◆ **Data records**
::::
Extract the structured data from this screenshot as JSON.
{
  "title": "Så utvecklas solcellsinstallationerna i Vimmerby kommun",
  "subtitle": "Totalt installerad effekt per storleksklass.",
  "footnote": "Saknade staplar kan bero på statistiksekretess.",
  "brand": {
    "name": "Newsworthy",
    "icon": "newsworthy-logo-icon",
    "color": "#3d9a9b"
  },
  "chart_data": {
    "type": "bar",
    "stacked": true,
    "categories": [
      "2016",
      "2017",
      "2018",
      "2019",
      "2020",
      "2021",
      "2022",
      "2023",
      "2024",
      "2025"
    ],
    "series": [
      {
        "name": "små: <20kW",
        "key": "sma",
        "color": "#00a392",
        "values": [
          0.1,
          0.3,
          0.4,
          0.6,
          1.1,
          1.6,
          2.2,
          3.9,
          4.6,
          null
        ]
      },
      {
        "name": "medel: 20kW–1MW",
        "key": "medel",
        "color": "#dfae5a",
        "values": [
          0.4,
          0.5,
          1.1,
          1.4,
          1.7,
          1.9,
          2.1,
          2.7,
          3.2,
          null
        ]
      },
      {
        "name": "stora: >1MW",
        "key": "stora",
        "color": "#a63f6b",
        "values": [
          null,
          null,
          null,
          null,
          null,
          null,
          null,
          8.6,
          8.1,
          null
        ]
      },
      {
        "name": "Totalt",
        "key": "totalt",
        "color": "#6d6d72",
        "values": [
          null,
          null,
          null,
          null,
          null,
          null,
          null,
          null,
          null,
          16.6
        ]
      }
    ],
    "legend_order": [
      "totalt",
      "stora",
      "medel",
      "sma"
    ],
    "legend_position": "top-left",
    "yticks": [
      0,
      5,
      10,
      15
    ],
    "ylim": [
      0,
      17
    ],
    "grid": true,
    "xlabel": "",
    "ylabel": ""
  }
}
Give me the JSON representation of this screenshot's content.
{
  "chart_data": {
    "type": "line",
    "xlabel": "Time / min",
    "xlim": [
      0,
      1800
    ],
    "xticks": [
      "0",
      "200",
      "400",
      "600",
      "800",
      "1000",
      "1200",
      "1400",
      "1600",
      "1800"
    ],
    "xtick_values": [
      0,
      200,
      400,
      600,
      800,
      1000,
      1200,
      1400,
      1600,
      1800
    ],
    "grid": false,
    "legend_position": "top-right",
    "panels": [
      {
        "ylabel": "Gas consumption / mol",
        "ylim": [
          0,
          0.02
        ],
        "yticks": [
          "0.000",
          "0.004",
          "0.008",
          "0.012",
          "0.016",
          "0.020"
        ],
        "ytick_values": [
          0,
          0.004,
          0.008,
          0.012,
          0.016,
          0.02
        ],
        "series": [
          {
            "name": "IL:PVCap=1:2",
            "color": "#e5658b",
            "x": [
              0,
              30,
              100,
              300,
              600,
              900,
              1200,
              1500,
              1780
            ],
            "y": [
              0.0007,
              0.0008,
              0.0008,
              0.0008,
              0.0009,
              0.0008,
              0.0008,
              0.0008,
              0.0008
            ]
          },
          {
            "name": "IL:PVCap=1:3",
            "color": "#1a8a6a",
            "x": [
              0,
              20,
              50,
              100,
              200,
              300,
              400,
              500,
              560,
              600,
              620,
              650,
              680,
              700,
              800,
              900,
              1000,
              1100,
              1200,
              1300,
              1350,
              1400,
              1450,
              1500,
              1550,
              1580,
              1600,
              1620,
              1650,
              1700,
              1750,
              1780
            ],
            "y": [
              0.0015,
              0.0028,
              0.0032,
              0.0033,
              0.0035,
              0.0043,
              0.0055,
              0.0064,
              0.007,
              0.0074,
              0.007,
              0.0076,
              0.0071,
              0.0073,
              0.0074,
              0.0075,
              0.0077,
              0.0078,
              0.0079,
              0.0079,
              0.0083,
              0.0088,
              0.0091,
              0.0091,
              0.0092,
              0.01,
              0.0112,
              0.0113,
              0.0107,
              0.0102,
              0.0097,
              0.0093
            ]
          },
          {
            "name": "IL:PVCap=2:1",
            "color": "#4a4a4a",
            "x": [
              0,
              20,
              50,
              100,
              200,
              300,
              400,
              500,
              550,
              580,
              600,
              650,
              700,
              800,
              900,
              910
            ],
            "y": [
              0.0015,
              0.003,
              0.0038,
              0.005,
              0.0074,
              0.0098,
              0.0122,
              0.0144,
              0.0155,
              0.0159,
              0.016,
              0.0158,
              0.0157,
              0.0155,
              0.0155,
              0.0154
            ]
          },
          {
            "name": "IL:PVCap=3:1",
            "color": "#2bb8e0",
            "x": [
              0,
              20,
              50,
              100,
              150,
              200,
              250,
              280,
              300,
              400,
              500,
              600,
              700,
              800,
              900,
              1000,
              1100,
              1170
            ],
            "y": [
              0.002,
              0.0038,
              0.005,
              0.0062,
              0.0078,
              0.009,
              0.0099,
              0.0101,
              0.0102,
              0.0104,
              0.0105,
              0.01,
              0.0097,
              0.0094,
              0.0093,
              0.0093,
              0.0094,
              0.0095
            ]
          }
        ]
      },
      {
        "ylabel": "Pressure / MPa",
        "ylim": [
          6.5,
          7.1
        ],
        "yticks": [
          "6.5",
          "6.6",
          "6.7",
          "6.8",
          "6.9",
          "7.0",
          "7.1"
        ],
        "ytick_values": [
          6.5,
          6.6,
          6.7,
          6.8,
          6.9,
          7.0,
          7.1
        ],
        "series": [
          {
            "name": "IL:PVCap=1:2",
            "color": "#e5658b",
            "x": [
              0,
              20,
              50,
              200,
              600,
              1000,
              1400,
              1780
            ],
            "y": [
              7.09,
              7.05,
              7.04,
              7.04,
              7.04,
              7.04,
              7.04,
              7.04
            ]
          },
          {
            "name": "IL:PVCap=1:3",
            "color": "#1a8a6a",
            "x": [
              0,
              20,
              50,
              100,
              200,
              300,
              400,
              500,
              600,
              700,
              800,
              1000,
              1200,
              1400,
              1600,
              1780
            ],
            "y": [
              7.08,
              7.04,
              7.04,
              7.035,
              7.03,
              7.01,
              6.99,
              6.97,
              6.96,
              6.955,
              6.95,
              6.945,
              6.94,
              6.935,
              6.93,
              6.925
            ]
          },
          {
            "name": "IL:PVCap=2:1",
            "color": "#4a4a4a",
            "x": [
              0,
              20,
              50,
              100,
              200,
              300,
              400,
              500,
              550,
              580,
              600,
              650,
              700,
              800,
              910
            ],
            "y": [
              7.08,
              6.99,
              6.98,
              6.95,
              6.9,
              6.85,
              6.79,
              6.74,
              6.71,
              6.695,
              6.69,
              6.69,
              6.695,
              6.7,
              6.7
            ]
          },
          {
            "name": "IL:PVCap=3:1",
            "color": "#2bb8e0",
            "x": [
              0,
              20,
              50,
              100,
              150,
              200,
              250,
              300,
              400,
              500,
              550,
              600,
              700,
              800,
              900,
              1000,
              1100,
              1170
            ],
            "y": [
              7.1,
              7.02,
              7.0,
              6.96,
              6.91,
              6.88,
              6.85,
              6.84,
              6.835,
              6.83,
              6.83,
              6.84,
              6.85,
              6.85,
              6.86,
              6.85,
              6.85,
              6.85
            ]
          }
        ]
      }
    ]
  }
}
::::
◆ **Goal of the exercise**
Check each line above for "JSON" and return the ones that have it.

◆ **Worked solution**
Extract the structured data from this screenshot as JSON.
Give me the JSON representation of this screenshot's content.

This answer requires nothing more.